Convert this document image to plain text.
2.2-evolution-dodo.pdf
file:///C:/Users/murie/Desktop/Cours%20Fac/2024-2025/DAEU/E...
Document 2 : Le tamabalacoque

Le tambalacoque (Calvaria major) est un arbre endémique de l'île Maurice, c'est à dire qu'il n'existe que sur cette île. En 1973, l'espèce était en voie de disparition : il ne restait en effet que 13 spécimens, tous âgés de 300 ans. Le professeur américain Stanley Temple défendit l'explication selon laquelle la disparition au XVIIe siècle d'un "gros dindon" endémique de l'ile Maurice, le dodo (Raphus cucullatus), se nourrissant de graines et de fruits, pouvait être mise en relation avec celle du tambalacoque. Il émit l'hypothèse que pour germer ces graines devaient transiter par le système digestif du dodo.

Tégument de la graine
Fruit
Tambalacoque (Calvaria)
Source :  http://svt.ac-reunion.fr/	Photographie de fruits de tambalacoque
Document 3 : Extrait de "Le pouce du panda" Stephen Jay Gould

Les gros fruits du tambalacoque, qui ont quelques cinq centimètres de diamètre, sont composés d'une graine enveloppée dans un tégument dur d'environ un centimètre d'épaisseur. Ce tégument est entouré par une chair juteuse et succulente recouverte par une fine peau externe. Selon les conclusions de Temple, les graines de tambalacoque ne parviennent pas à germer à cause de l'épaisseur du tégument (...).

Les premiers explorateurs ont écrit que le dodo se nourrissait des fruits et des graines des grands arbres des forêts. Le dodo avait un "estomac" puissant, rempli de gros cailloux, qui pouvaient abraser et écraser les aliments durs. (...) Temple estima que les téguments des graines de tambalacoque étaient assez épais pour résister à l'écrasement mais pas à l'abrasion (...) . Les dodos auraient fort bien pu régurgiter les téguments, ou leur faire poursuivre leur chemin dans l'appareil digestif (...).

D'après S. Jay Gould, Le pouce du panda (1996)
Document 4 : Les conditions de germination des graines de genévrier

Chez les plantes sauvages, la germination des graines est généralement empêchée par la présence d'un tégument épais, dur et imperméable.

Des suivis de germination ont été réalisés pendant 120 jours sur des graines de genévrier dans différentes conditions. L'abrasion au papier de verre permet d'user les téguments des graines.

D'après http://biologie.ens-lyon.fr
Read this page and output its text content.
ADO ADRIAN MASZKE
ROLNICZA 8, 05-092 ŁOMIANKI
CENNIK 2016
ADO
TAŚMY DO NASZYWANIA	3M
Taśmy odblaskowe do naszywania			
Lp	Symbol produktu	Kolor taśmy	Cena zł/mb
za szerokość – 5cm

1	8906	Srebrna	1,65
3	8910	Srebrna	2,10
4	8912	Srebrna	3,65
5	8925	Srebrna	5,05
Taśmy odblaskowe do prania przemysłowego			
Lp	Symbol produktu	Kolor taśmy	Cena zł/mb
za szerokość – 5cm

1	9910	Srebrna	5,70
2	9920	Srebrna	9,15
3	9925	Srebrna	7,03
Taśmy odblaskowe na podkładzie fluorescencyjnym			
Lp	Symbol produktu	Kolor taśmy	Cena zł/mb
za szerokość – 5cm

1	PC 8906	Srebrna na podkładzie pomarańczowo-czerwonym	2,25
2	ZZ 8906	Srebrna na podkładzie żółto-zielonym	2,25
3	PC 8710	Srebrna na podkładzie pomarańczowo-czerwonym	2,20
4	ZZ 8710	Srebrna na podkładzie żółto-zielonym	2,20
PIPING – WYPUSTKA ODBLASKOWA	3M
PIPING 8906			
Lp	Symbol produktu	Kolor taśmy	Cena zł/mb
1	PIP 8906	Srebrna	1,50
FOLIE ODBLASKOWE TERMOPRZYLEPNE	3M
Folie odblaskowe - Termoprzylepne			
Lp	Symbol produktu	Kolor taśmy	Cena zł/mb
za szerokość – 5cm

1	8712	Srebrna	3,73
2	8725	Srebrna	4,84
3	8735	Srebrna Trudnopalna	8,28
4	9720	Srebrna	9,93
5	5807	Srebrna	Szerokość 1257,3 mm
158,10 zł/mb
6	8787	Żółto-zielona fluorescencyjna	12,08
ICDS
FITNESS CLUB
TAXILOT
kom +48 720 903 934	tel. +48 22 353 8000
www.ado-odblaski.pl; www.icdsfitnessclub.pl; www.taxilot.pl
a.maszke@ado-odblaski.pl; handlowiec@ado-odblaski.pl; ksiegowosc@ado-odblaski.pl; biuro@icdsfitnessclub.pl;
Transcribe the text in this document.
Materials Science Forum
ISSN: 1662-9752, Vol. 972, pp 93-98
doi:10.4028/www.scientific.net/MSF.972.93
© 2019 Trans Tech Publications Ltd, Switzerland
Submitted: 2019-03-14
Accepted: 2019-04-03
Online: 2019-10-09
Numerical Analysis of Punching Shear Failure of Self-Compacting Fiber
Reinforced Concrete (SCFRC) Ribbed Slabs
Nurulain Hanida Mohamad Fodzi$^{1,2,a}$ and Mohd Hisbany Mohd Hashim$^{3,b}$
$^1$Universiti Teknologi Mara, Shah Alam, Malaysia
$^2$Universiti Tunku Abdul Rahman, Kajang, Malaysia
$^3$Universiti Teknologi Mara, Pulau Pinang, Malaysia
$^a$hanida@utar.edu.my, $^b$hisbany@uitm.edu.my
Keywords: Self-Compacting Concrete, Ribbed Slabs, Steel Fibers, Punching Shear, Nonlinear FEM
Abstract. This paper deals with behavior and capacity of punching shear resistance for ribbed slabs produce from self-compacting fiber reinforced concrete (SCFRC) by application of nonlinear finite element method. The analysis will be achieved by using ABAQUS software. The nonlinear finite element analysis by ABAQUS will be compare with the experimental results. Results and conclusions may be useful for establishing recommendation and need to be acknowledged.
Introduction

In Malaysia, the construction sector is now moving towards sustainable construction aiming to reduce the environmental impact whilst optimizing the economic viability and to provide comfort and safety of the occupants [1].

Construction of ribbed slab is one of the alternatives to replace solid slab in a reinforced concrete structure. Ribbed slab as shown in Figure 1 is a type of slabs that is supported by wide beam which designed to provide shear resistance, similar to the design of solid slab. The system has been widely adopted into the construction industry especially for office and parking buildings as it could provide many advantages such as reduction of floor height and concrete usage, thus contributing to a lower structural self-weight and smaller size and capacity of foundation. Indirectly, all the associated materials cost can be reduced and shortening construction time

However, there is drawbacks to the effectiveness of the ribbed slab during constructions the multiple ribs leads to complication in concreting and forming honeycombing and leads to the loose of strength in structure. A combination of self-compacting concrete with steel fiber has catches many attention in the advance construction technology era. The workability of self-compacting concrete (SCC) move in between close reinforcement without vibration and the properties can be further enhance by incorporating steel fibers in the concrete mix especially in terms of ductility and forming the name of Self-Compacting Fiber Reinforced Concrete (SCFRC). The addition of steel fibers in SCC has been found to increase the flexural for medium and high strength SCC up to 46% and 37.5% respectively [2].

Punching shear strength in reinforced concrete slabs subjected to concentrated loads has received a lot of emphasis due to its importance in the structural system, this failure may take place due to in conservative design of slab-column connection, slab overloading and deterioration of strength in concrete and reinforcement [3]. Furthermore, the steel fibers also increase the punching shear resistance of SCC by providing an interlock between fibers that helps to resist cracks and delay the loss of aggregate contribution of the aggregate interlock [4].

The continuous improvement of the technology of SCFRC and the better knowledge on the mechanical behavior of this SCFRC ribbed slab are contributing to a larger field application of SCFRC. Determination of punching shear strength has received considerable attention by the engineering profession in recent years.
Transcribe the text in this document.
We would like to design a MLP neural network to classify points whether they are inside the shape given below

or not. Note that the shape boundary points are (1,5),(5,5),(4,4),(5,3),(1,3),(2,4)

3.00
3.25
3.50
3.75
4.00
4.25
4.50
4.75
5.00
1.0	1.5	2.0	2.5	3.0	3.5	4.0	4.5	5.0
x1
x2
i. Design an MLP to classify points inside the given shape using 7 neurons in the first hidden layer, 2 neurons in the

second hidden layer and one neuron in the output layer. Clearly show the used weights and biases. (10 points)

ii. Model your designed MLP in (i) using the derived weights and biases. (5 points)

| Instructions to follow |
From the records given above, copy all lines containing "icdsfitnessclub".

| Answer for the task |
www.ado-odblaski.pl; www.icdsfitnessclub.pl; www.taxilot.pl
a.maszke@ado-odblaski.pl; handlowiec@ado-odblaski.pl; ksiegowosc@ado-odblaski.pl; biuro@icdsfitnessclub.pl;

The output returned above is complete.